PASSAGE PROVIDED:
<<<<

An estimated one-third of the world’s cropland is now losing topsoil at a rate that reduces its productivity. As soil erodes and crop yields fall in countries like Mongolia, Lesotho and Haiti, their dependence on imported grain is soaring.

Beyond these resource constraints, the backlog of agricultural technology is shrinking. This helps explain why the rise in world grain yields per acre of over 2% per year from 1950 to 1990 has dropped to scarcely 1% per year since 1990.

Today there are 860 million people in the world who are chronically hungry and malnourished. For them, soaring food prices are life-threatening, as they already spend 50-70% of their income on food. Social unrest is spreading. The risk is that the number of failing states, already increasing year by year, will increase dramatically under the potentially unmanageable burden of soaring food prices and spreading hunger.

>>>>

DIRECTION: Continue the passage on soil erosion, grain yields and world hunger from its final sentence.

RECORDED INFORMATION:
<<<<

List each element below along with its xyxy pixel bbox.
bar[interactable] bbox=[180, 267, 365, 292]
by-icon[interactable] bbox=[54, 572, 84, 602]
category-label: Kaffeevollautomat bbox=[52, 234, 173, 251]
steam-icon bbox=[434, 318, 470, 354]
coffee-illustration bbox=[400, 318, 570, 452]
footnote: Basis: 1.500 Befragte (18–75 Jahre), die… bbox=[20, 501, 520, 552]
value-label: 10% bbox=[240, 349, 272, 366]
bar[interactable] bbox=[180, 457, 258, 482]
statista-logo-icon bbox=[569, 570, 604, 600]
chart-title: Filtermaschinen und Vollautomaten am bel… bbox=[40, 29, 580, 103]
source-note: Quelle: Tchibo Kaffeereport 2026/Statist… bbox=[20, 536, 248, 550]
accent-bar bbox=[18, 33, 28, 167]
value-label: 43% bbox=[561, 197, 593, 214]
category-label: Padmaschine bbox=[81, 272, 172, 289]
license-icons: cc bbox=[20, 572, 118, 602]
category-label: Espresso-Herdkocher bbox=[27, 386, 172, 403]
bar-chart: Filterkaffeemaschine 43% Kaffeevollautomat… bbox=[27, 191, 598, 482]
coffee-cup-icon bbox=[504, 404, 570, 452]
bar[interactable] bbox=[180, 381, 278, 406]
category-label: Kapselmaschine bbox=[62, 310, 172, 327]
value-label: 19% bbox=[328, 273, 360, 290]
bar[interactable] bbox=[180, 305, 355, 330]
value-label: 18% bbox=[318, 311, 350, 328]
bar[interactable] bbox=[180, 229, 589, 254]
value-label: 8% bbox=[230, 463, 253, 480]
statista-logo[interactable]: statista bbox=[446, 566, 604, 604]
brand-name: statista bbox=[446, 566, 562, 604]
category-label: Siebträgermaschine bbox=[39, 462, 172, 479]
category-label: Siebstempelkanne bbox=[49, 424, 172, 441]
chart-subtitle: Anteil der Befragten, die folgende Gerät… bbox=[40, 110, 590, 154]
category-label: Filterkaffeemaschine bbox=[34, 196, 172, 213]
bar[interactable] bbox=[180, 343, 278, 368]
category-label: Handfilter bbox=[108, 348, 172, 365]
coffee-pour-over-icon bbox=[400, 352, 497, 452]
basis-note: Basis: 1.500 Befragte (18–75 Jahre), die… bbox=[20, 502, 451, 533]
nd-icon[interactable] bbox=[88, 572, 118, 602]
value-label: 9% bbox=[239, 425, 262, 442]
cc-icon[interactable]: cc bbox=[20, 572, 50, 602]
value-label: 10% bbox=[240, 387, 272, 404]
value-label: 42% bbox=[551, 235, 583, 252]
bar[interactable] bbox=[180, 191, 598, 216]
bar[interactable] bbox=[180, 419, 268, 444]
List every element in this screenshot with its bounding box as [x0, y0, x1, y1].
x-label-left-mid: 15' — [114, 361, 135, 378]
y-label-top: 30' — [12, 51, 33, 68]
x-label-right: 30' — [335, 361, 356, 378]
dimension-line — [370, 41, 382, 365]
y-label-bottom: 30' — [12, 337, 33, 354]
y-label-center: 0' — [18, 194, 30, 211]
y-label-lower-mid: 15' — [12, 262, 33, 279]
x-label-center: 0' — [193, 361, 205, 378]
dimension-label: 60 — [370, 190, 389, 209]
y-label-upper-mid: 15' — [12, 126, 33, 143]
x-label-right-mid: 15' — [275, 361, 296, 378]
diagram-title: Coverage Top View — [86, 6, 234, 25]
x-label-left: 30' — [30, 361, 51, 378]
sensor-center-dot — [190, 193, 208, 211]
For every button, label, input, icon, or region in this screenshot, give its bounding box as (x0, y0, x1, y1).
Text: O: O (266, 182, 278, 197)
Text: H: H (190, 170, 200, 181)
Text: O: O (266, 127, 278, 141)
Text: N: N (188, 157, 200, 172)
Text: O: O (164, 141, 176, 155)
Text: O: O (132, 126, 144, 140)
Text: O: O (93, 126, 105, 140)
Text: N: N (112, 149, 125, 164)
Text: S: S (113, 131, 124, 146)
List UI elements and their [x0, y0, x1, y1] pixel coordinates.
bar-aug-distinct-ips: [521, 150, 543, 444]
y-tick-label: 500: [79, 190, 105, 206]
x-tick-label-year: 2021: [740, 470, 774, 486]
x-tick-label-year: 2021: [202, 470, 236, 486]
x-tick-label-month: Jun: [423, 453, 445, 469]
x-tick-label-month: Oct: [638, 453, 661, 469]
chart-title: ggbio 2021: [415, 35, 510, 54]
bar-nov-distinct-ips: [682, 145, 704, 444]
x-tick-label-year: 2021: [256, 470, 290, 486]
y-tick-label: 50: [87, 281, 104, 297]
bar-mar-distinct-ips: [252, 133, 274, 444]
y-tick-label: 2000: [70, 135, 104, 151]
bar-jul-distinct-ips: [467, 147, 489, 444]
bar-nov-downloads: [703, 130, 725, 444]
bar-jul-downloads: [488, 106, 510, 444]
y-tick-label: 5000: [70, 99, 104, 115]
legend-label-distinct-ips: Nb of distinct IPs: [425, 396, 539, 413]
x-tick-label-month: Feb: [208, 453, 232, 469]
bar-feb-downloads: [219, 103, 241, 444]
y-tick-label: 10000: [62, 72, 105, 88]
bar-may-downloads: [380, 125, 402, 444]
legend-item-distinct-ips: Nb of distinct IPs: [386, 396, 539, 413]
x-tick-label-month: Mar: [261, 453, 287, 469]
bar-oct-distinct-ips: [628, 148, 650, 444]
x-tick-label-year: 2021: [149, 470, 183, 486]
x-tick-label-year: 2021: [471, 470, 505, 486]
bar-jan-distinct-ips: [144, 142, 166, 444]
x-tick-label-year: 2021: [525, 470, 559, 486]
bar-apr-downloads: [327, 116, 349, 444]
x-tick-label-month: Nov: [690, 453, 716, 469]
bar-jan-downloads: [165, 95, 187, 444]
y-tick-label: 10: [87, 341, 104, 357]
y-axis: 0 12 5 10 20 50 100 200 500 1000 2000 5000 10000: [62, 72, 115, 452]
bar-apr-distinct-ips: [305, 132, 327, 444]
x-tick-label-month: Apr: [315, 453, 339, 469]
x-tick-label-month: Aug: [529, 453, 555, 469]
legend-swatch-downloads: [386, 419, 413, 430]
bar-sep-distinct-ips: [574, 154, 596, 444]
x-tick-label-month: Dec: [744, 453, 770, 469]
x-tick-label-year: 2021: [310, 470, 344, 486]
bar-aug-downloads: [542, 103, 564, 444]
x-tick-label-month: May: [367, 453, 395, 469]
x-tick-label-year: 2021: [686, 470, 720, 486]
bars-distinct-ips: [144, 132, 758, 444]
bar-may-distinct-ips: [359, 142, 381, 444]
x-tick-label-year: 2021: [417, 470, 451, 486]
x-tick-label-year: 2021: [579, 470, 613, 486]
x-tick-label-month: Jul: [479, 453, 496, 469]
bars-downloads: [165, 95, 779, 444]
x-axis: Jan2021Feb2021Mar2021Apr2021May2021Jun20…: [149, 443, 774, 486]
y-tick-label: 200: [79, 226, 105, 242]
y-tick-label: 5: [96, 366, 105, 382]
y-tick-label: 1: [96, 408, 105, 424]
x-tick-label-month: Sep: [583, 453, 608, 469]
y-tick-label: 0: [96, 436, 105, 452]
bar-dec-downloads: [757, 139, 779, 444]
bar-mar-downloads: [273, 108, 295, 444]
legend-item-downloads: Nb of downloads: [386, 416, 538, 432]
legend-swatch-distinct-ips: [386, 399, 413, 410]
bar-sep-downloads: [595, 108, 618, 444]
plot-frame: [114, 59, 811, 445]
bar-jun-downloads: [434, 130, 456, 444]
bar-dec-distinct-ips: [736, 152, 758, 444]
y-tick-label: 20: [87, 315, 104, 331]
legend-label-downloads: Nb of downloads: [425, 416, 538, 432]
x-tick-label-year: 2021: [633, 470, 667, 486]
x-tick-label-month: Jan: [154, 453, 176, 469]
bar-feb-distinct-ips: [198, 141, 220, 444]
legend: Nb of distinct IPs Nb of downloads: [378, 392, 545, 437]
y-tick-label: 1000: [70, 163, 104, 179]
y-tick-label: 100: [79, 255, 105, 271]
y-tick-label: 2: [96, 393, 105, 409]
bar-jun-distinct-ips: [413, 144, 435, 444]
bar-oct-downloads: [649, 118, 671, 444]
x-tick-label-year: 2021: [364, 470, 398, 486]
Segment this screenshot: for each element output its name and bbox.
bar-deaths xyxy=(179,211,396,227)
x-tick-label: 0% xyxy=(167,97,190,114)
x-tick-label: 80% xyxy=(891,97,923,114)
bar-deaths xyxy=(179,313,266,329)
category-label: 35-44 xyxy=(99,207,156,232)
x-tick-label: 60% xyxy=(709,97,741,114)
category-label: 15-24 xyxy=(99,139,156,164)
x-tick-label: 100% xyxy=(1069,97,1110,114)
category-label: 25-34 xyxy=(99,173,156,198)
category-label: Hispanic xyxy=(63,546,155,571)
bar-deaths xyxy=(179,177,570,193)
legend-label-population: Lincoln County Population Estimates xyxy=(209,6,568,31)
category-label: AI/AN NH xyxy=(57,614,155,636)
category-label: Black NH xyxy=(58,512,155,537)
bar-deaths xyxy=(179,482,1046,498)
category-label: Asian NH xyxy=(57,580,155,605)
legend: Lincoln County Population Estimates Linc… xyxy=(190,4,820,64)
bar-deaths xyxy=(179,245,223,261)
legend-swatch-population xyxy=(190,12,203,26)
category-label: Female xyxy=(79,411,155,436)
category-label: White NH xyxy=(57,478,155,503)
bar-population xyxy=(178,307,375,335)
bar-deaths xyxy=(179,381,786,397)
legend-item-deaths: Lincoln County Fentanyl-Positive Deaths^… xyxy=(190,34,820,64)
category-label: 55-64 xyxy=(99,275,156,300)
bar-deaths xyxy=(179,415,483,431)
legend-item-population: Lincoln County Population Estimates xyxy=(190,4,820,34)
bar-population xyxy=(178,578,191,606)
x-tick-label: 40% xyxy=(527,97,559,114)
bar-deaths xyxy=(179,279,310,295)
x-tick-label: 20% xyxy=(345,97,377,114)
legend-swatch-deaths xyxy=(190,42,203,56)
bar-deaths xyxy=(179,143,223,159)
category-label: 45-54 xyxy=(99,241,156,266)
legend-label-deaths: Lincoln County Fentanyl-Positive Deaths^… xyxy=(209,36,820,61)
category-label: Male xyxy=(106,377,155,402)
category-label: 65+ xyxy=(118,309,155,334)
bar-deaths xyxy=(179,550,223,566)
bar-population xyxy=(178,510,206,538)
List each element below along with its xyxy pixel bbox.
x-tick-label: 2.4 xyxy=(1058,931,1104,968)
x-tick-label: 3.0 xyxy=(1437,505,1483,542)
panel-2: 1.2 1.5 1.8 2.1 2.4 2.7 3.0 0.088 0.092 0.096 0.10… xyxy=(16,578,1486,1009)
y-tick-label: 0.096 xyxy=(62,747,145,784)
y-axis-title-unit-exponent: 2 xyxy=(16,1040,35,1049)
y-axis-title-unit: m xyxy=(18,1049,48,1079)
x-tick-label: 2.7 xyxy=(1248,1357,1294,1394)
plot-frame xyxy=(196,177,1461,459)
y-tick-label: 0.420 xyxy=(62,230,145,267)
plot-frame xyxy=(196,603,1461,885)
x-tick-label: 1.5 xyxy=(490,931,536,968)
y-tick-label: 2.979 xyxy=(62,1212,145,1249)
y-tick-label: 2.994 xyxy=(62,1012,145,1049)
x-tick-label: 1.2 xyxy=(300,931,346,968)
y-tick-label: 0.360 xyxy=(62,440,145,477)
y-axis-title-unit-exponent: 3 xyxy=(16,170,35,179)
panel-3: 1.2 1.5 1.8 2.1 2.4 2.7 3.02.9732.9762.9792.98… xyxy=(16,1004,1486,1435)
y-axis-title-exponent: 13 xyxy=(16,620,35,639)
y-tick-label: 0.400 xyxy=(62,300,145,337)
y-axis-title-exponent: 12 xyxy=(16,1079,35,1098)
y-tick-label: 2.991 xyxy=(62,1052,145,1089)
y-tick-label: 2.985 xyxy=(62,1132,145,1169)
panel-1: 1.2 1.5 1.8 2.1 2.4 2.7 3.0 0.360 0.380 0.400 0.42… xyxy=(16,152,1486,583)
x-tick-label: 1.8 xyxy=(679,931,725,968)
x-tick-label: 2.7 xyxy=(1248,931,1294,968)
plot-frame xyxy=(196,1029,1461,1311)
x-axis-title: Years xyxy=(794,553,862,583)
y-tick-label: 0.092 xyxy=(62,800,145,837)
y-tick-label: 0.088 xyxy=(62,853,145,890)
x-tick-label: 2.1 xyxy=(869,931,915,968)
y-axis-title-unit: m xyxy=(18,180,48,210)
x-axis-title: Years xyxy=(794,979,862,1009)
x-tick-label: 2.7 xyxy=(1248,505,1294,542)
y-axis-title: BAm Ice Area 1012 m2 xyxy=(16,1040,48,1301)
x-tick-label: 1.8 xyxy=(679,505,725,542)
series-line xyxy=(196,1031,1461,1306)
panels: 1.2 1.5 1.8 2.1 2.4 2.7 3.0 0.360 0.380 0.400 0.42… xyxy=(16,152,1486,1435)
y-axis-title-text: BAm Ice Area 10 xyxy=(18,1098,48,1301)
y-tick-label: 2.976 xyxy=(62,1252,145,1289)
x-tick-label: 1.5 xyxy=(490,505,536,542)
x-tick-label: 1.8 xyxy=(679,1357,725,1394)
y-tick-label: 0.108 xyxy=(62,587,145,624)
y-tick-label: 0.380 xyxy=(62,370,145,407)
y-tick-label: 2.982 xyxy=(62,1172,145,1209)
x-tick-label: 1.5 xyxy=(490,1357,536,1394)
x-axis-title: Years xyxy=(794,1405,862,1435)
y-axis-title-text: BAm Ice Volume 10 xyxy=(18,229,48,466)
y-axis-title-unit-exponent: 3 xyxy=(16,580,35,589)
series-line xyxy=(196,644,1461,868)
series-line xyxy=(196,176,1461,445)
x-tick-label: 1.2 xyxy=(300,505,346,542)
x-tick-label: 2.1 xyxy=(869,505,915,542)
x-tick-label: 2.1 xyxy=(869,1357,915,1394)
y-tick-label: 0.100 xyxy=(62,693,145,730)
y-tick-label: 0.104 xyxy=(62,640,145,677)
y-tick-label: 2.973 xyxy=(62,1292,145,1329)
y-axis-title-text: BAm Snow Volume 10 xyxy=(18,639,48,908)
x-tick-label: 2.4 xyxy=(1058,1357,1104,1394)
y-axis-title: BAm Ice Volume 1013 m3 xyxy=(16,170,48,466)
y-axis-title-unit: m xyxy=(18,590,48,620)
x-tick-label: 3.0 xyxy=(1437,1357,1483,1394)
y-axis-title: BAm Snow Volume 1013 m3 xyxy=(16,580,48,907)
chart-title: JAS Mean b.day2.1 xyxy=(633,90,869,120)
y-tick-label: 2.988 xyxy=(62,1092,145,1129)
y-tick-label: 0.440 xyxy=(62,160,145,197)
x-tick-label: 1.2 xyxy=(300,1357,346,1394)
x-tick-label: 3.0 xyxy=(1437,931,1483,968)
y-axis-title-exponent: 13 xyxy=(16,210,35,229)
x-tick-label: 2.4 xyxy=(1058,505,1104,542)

>>>>

RESULT FOR THIS TASK:
Restoring world food security means dealing with the trends that are undermining the world food economy. This goes far beyond simply investing more in agriculture, essential though this is. It also means stabilising population sooner rather than later. It means dramatically cutting carbon emissions to stabilise climate. And it means launching a worldwide effort to raise water productivity, similarly to that launched a half century ago to raise cropland productivity.

And, in the near term, it means relaxing the renewable fuel mandates in both Europe and the United States and withdrawing US subsidies for the conversion of grain into fuel.